■ MATERIAL FOR THE TASK:
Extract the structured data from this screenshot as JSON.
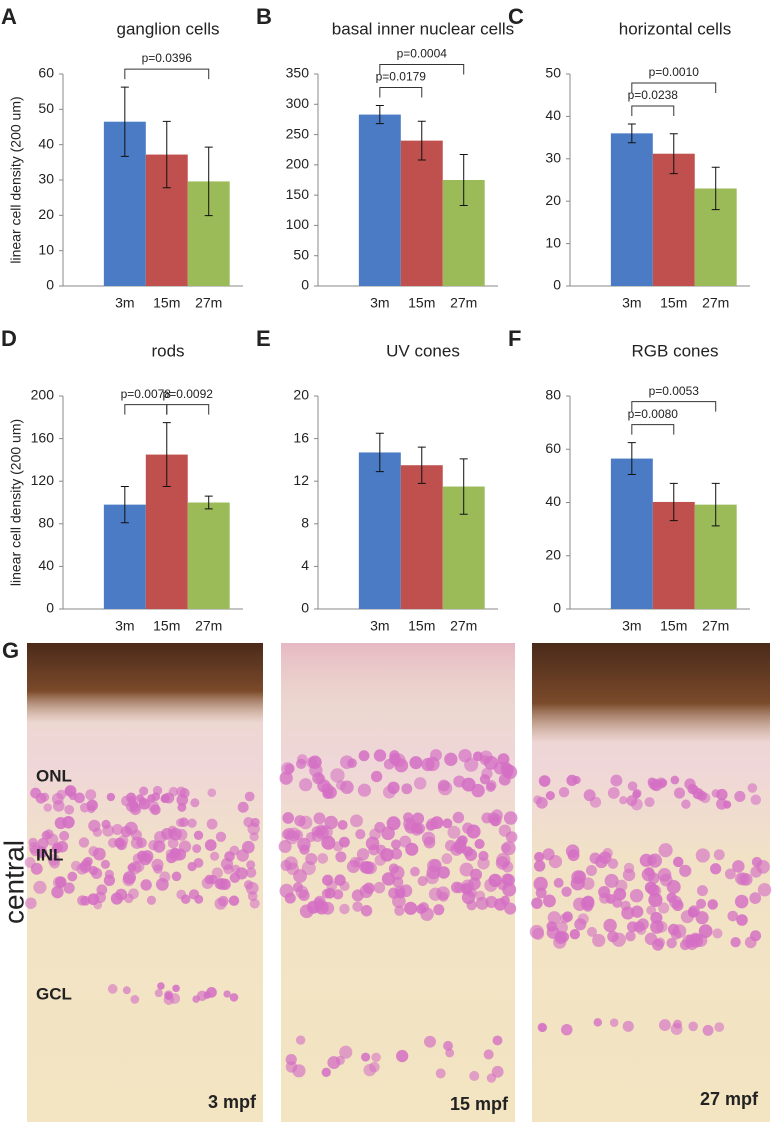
{
  "chart_data": [
    {
      "type": "bar",
      "panel_label": "A",
      "title": "ganglion cells",
      "y_label": "linear cell density (200 um)",
      "categories": [
        "3m",
        "15m",
        "27m"
      ],
      "values": [
        46.5,
        37.2,
        29.6
      ],
      "errors": [
        9.8,
        9.4,
        9.7
      ],
      "colors": [
        "#4a7bc4",
        "#c0504d",
        "#9bbb59"
      ],
      "ylim": [
        0,
        60
      ],
      "yticks": [
        0,
        10,
        20,
        30,
        40,
        50,
        60
      ],
      "brackets": [
        {
          "between": [
            "3m",
            "27m"
          ],
          "label": "p=0.0396"
        }
      ]
    },
    {
      "type": "bar",
      "panel_label": "B",
      "title": "basal inner nuclear cells",
      "categories": [
        "3m",
        "15m",
        "27m"
      ],
      "values": [
        283,
        240,
        175
      ],
      "errors": [
        15,
        32,
        42
      ],
      "colors": [
        "#4a7bc4",
        "#c0504d",
        "#9bbb59"
      ],
      "ylim": [
        0,
        350
      ],
      "yticks": [
        0,
        50,
        100,
        150,
        200,
        250,
        300,
        350
      ],
      "brackets": [
        {
          "between": [
            "3m",
            "15m"
          ],
          "label": "p=0.0179"
        },
        {
          "between": [
            "3m",
            "27m"
          ],
          "label": "p=0.0004"
        }
      ]
    },
    {
      "type": "bar",
      "panel_label": "C",
      "title": "horizontal cells",
      "categories": [
        "3m",
        "15m",
        "27m"
      ],
      "values": [
        36,
        31.2,
        23
      ],
      "errors": [
        2.2,
        4.7,
        5
      ],
      "colors": [
        "#4a7bc4",
        "#c0504d",
        "#9bbb59"
      ],
      "ylim": [
        0,
        50
      ],
      "yticks": [
        0,
        10,
        20,
        30,
        40,
        50
      ],
      "brackets": [
        {
          "between": [
            "3m",
            "15m"
          ],
          "label": "p=0.0238"
        },
        {
          "between": [
            "3m",
            "27m"
          ],
          "label": "p=0.0010"
        }
      ]
    },
    {
      "type": "bar",
      "panel_label": "D",
      "title": "rods",
      "y_label": "linear cell density (200 um)",
      "categories": [
        "3m",
        "15m",
        "27m"
      ],
      "values": [
        98,
        145,
        100
      ],
      "errors": [
        17,
        30,
        6
      ],
      "colors": [
        "#4a7bc4",
        "#c0504d",
        "#9bbb59"
      ],
      "ylim": [
        0,
        200
      ],
      "yticks": [
        0,
        40,
        80,
        120,
        160,
        200
      ],
      "brackets": [
        {
          "between": [
            "3m",
            "15m"
          ],
          "label": "p=0.0078"
        },
        {
          "between": [
            "15m",
            "27m"
          ],
          "label": "p=0.0092"
        }
      ]
    },
    {
      "type": "bar",
      "panel_label": "E",
      "title": "UV cones",
      "categories": [
        "3m",
        "15m",
        "27m"
      ],
      "values": [
        14.7,
        13.5,
        11.5
      ],
      "errors": [
        1.8,
        1.7,
        2.6
      ],
      "colors": [
        "#4a7bc4",
        "#c0504d",
        "#9bbb59"
      ],
      "ylim": [
        0,
        20
      ],
      "yticks": [
        0,
        4,
        8,
        12,
        16,
        20
      ],
      "brackets": []
    },
    {
      "type": "bar",
      "panel_label": "F",
      "title": "RGB cones",
      "categories": [
        "3m",
        "15m",
        "27m"
      ],
      "values": [
        56.5,
        40.2,
        39.2
      ],
      "errors": [
        6,
        7,
        8
      ],
      "colors": [
        "#4a7bc4",
        "#c0504d",
        "#9bbb59"
      ],
      "ylim": [
        0,
        80
      ],
      "yticks": [
        0,
        20,
        40,
        60,
        80
      ],
      "brackets": [
        {
          "between": [
            "3m",
            "15m"
          ],
          "label": "p=0.0080"
        },
        {
          "between": [
            "3m",
            "27m"
          ],
          "label": "p=0.0053"
        }
      ]
    }
  ],
  "histology": {
    "panel_label": "G",
    "region": "central",
    "layers": [
      "ONL",
      "INL",
      "GCL"
    ],
    "ages": [
      "3 mpf",
      "15 mpf",
      "27 mpf"
    ]
  }
}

■ ASSIGNMENT: Except for the pictures, print the data above exactly.

■ YOUR RESPONSE:
Extract the structured data from this screenshot as JSON.
{
  "chart_data": [
    {
      "type": "bar",
      "panel_label": "A",
      "title": "ganglion cells",
      "y_label": "linear cell density (200 um)",
      "categories": [
        "3m",
        "15m",
        "27m"
      ],
      "values": [
        46.5,
        37.2,
        29.6
      ],
      "errors": [
        9.8,
        9.4,
        9.7
      ],
      "colors": [
        "#4a7bc4",
        "#c0504d",
        "#9bbb59"
      ],
      "ylim": [
        0,
        60
      ],
      "yticks": [
        0,
        10,
        20,
        30,
        40,
        50,
        60
      ],
      "brackets": [
        {
          "between": [
            "3m",
            "27m"
          ],
          "label": "p=0.0396"
        }
      ]
    },
    {
      "type": "bar",
      "panel_label": "B",
      "title": "basal inner nuclear cells",
      "categories": [
        "3m",
        "15m",
        "27m"
      ],
      "values": [
        283,
        240,
        175
      ],
      "errors": [
        15,
        32,
        42
      ],
      "colors": [
        "#4a7bc4",
        "#c0504d",
        "#9bbb59"
      ],
      "ylim": [
        0,
        350
      ],
      "yticks": [
        0,
        50,
        100,
        150,
        200,
        250,
        300,
        350
      ],
      "brackets": [
        {
          "between": [
            "3m",
            "15m"
          ],
          "label": "p=0.0179"
        },
        {
          "between": [
            "3m",
            "27m"
          ],
          "label": "p=0.0004"
        }
      ]
    },
    {
      "type": "bar",
      "panel_label": "C",
      "title": "horizontal cells",
      "categories": [
        "3m",
        "15m",
        "27m"
      ],
      "values": [
        36,
        31.2,
        23
      ],
      "errors": [
        2.2,
        4.7,
        5
      ],
      "colors": [
        "#4a7bc4",
        "#c0504d",
        "#9bbb59"
      ],
      "ylim": [
        0,
        50
      ],
      "yticks": [
        0,
        10,
        20,
        30,
        40,
        50
      ],
      "brackets": [
        {
          "between": [
            "3m",
            "15m"
          ],
          "label": "p=0.0238"
        },
        {
          "between": [
            "3m",
            "27m"
          ],
          "label": "p=0.0010"
        }
      ]
    },
    {
      "type": "bar",
      "panel_label": "D",
      "title": "rods",
      "y_label": "linear cell density (200 um)",
      "categories": [
        "3m",
        "15m",
        "27m"
      ],
      "values": [
        98,
        145,
        100
      ],
      "errors": [
        17,
        30,
        6
      ],
      "colors": [
        "#4a7bc4",
        "#c0504d",
        "#9bbb59"
      ],
      "ylim": [
        0,
        200
      ],
      "yticks": [
        0,
        40,
        80,
        120,
        160,
        200
      ],
      "brackets": [
        {
          "between": [
            "3m",
            "15m"
          ],
          "label": "p=0.0078"
        },
        {
          "between": [
            "15m",
            "27m"
          ],
          "label": "p=0.0092"
        }
      ]
    },
    {
      "type": "bar",
      "panel_label": "E",
      "title": "UV cones",
      "categories": [
        "3m",
        "15m",
        "27m"
      ],
      "values": [
        14.7,
        13.5,
        11.5
      ],
      "errors": [
        1.8,
        1.7,
        2.6
      ],
      "colors": [
        "#4a7bc4",
        "#c0504d",
        "#9bbb59"
      ],
      "ylim": [
        0,
        20
      ],
      "yticks": [
        0,
        4,
        8,
        12,
        16,
        20
      ],
      "brackets": []
    },
    {
      "type": "bar",
      "panel_label": "F",
      "title": "RGB cones",
      "categories": [
        "3m",
        "15m",
        "27m"
      ],
      "values": [
        56.5,
        40.2,
        39.2
      ],
      "errors": [
        6,
        7,
        8
      ],
      "colors": [
        "#4a7bc4",
        "#c0504d",
        "#9bbb59"
      ],
      "ylim": [
        0,
        80
      ],
      "yticks": [
        0,
        20,
        40,
        60,
        80
      ],
      "brackets": [
        {
          "between": [
            "3m",
            "15m"
          ],
          "label": "p=0.0080"
        },
        {
          "between": [
            "3m",
            "27m"
          ],
          "label": "p=0.0053"
        }
      ]
    }
  ],
  "histology": {
    "panel_label": "G",
    "region": "central",
    "layers": [
      "ONL",
      "INL",
      "GCL"
    ],
    "ages": [
      "3 mpf",
      "15 mpf",
      "27 mpf"
    ]
  }
}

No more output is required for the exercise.